List every line in this data where the string "sonore" occurs.
==============================
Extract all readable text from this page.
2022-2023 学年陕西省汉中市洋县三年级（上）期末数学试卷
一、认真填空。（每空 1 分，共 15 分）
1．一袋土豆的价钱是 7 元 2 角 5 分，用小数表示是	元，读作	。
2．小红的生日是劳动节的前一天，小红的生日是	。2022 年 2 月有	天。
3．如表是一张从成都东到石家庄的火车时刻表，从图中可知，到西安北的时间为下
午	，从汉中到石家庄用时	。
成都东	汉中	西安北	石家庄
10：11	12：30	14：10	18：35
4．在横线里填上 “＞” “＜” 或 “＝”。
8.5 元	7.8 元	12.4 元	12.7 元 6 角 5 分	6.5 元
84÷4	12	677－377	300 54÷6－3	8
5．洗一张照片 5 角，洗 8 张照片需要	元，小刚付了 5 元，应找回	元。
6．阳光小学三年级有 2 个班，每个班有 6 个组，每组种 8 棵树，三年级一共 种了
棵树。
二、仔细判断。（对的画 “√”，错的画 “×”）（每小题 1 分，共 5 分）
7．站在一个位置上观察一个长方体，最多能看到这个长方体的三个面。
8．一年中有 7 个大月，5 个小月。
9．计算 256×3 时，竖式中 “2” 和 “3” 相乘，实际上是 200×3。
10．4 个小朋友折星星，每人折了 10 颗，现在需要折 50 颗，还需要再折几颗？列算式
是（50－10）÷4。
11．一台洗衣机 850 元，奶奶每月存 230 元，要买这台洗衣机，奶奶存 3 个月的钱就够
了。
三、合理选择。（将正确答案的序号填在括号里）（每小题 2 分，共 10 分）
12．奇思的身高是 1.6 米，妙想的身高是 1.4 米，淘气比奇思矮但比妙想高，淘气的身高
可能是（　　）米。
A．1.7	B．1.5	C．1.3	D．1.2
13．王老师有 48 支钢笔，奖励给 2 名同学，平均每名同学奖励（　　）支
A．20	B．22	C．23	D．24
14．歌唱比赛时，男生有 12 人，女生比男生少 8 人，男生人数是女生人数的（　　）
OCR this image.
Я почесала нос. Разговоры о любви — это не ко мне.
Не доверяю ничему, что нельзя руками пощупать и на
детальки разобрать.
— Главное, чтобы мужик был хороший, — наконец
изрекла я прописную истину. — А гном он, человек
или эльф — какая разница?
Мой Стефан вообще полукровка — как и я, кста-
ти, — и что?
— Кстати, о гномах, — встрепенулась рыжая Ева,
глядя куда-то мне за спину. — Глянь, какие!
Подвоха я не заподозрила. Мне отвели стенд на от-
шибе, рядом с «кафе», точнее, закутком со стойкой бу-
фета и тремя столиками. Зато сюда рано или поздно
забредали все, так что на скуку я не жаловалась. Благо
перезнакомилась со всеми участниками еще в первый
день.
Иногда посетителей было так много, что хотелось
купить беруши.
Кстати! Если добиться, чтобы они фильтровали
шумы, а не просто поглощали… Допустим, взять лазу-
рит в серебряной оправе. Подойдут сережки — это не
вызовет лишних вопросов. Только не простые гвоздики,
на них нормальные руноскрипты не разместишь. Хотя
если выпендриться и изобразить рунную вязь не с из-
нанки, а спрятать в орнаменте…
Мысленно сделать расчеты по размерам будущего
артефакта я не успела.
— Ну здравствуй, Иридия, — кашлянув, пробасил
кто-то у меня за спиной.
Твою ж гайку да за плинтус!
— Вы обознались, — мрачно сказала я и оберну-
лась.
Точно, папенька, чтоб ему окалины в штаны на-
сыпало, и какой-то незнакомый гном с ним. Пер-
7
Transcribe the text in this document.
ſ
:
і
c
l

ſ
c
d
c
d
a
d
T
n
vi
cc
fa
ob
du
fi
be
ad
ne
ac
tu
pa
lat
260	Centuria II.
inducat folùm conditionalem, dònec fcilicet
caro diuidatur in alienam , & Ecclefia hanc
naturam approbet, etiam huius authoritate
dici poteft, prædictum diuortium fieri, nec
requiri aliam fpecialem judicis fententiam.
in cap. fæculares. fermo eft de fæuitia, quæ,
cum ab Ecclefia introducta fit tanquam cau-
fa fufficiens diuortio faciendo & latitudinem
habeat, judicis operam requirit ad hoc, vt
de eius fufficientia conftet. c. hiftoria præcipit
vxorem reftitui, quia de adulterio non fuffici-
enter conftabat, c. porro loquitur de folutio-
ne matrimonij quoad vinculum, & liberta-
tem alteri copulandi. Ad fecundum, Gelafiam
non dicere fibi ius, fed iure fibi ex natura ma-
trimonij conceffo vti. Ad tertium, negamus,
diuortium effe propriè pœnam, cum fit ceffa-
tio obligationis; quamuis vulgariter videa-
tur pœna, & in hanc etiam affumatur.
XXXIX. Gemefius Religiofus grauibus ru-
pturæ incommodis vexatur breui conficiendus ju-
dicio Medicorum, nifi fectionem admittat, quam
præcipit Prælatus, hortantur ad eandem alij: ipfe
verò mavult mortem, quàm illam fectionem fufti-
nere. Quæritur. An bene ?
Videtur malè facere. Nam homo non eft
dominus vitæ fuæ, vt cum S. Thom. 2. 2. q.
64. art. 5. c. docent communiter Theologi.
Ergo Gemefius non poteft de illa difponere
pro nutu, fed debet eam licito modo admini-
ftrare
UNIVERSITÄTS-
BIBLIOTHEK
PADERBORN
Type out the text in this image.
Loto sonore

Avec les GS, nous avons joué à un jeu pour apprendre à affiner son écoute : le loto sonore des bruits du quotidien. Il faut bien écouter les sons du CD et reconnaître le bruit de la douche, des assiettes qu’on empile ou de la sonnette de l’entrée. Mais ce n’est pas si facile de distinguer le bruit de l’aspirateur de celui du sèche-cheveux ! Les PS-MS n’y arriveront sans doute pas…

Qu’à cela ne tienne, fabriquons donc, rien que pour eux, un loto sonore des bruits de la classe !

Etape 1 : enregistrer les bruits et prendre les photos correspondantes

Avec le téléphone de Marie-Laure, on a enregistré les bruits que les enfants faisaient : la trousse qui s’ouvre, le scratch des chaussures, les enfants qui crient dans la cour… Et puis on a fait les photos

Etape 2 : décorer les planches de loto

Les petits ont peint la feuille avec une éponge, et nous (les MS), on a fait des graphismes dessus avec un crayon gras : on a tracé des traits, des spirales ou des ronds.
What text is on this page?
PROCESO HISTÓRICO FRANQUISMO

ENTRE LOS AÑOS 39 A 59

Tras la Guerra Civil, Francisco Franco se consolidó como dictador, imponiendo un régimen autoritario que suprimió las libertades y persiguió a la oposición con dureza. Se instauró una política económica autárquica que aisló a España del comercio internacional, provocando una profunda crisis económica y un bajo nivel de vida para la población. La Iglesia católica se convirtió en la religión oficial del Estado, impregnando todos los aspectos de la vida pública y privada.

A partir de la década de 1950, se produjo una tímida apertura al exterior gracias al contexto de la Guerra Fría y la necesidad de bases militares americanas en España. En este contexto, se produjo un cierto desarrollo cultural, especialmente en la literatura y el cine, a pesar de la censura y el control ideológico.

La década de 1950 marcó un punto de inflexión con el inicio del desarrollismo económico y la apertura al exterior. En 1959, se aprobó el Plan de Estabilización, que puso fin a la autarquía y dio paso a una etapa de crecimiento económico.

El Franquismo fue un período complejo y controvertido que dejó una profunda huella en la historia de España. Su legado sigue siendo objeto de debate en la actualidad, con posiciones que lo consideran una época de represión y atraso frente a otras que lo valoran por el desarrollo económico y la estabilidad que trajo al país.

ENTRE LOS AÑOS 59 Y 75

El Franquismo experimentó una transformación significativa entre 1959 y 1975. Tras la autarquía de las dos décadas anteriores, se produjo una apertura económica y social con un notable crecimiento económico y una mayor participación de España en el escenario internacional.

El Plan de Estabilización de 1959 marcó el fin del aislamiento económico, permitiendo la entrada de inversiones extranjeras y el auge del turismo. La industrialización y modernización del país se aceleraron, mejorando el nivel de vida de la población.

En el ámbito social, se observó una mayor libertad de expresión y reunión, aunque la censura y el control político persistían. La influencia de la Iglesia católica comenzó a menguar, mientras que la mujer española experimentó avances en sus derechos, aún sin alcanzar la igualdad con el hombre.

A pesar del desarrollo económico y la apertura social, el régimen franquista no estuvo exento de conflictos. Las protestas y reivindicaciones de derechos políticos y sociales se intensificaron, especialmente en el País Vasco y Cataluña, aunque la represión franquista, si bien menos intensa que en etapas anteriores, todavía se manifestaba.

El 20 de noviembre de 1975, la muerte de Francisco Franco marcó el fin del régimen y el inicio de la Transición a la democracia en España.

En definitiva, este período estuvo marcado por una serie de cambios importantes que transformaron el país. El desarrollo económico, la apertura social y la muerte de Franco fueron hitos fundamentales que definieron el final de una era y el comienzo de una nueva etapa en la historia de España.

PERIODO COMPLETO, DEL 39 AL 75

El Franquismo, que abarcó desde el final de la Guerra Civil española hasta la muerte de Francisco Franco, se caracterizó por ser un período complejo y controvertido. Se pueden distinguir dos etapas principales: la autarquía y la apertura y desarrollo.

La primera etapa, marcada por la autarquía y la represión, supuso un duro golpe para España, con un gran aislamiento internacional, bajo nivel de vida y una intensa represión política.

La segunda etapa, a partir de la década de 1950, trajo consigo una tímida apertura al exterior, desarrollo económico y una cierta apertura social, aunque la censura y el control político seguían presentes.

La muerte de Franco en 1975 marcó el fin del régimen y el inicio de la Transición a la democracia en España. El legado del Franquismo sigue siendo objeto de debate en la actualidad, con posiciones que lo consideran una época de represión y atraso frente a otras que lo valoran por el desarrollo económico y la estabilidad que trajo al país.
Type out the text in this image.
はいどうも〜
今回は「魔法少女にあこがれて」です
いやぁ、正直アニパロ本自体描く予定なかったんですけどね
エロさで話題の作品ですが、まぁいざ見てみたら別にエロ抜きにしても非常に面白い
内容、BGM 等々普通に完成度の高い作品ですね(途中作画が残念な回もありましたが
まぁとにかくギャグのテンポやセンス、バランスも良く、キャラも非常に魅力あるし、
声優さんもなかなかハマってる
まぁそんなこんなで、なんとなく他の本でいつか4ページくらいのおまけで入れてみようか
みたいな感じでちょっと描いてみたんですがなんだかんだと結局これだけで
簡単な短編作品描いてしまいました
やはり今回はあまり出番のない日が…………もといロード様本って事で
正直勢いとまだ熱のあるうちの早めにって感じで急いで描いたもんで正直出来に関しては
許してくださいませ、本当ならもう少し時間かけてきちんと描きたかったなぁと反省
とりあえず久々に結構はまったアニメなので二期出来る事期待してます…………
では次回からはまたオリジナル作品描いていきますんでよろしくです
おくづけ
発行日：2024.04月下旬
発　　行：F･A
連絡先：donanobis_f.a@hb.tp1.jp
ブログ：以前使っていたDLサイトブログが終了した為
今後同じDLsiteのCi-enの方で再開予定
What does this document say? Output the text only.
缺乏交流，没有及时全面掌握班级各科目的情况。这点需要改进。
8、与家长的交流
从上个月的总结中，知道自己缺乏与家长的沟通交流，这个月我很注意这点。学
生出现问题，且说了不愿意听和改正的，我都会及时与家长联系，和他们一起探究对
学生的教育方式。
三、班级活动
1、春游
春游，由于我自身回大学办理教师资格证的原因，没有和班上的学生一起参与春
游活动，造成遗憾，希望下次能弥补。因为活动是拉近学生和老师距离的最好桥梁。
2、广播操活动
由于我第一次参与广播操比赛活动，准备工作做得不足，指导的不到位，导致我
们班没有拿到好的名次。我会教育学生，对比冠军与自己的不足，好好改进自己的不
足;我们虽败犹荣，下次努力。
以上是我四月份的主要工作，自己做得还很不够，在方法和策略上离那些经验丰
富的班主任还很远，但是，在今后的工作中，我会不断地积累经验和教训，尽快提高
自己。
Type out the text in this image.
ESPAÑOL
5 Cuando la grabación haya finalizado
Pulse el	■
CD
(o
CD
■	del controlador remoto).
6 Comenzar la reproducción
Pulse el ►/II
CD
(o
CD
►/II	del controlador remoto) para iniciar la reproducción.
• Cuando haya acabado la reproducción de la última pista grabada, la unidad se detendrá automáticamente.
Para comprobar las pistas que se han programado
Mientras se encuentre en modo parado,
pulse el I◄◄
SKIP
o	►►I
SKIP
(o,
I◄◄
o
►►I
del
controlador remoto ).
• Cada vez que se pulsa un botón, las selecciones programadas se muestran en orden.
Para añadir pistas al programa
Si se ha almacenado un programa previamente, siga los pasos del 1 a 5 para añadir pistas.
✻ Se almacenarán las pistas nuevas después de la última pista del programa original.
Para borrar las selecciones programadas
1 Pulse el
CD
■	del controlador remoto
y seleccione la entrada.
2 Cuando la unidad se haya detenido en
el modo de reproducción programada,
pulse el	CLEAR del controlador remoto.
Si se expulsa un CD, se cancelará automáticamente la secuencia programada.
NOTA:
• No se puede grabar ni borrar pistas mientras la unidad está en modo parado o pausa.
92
==============================
• **Full answer**:
Loto sonore
Avec les GS, nous avons joué à un jeu pour apprendre à affiner son écoute : le loto sonore des bruits du quotidien. Il faut bien écouter les sons du CD et reconnaître le bruit de la douche, des assiettes qu’on empile ou de la sonnette de l’entrée. Mais ce n’est pas si facile de distinguer le bruit de l’aspirateur de celui du sèche-cheveux ! Les PS-MS n’y arriveront sans doute pas…
Qu’à cela ne tienne, fabriquons donc, rien que pour eux, un loto sonore des bruits de la classe !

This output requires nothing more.